● SHORT PROBLEM
All the data should be repeated exactly. Any image in it is left out.

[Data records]
** Begin **

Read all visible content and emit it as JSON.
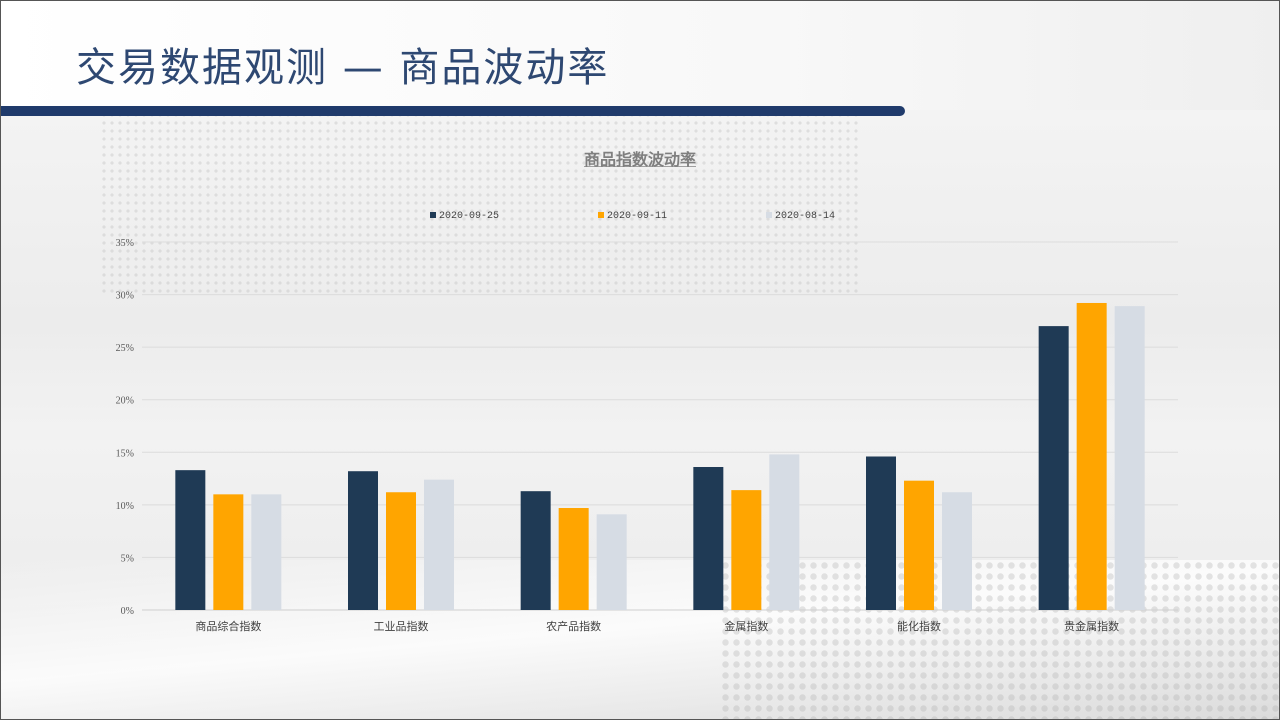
{
  "page_title": "交易数据观测 — 商品波动率",
  "colors": {
    "title": "#2e4872",
    "accent_bar": "#1f3a6b",
    "series": [
      "#1f3a55",
      "#ffa500",
      "#d6dce4"
    ]
  },
  "chart_data": {
    "type": "bar",
    "title": "商品指数波动率",
    "categories": [
      "商品综合指数",
      "工业品指数",
      "农产品指数",
      "金属指数",
      "能化指数",
      "贵金属指数"
    ],
    "series": [
      {
        "name": "2020-09-25",
        "values": [
          13.3,
          13.2,
          11.3,
          13.6,
          14.6,
          27.0
        ]
      },
      {
        "name": "2020-09-11",
        "values": [
          11.0,
          11.2,
          9.7,
          11.4,
          12.3,
          29.2
        ]
      },
      {
        "name": "2020-08-14",
        "values": [
          11.0,
          12.4,
          9.1,
          14.8,
          11.2,
          28.9
        ]
      }
    ],
    "ylim": [
      0,
      35
    ],
    "yticks": [
      "0%",
      "5%",
      "10%",
      "15%",
      "20%",
      "25%",
      "30%",
      "35%"
    ],
    "xlabel": "",
    "ylabel": "",
    "grid": true,
    "legend": "top"
  }
}
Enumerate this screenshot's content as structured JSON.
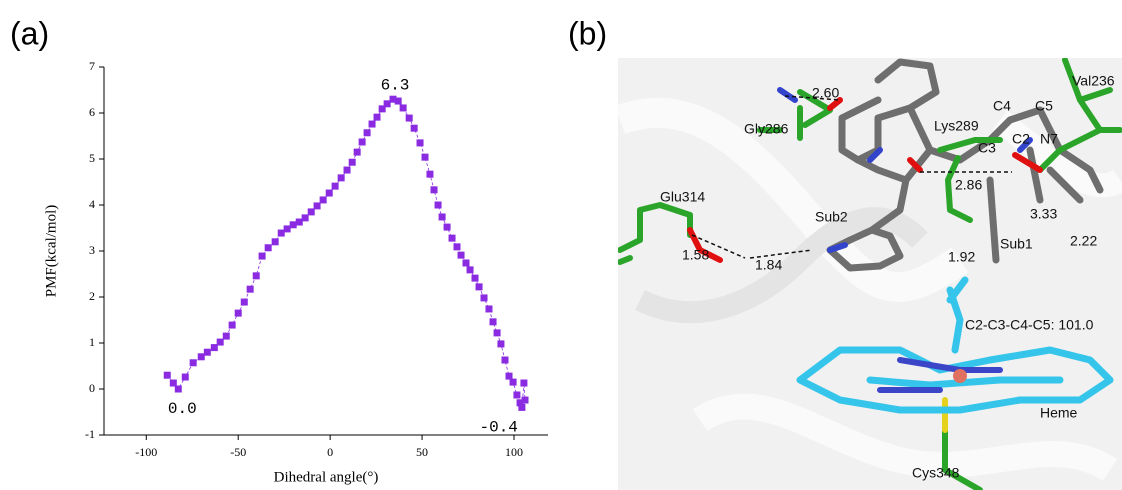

** End **

● SOLUTION TO THE PROBLEM
Read all visible content and emit it as JSON.
{
  "page_title": "交易数据观测 — 商品波动率",
  "colors": {
    "title": "#2e4872",
    "accent_bar": "#1f3a6b",
    "series": [
      "#1f3a55",
      "#ffa500",
      "#d6dce4"
    ]
  },
  "chart_data": {
    "type": "bar",
    "title": "商品指数波动率",
    "categories": [
      "商品综合指数",
      "工业品指数",
      "农产品指数",
      "金属指数",
      "能化指数",
      "贵金属指数"
    ],
    "series": [
      {
        "name": "2020-09-25",
        "values": [
          13.3,
          13.2,
          11.3,
          13.6,
          14.6,
          27.0
        ]
      },
      {
        "name": "2020-09-11",
        "values": [
          11.0,
          11.2,
          9.7,
          11.4,
          12.3,
          29.2
        ]
      },
      {
        "name": "2020-08-14",
        "values": [
          11.0,
          12.4,
          9.1,
          14.8,
          11.2,
          28.9
        ]
      }
    ],
    "ylim": [
      0,
      35
    ],
    "yticks": [
      "0%",
      "5%",
      "10%",
      "15%",
      "20%",
      "25%",
      "30%",
      "35%"
    ],
    "xlabel": "",
    "ylabel": "",
    "grid": true,
    "legend": "top"
  }
}
Enumerate this screenshot's content as structured JSON.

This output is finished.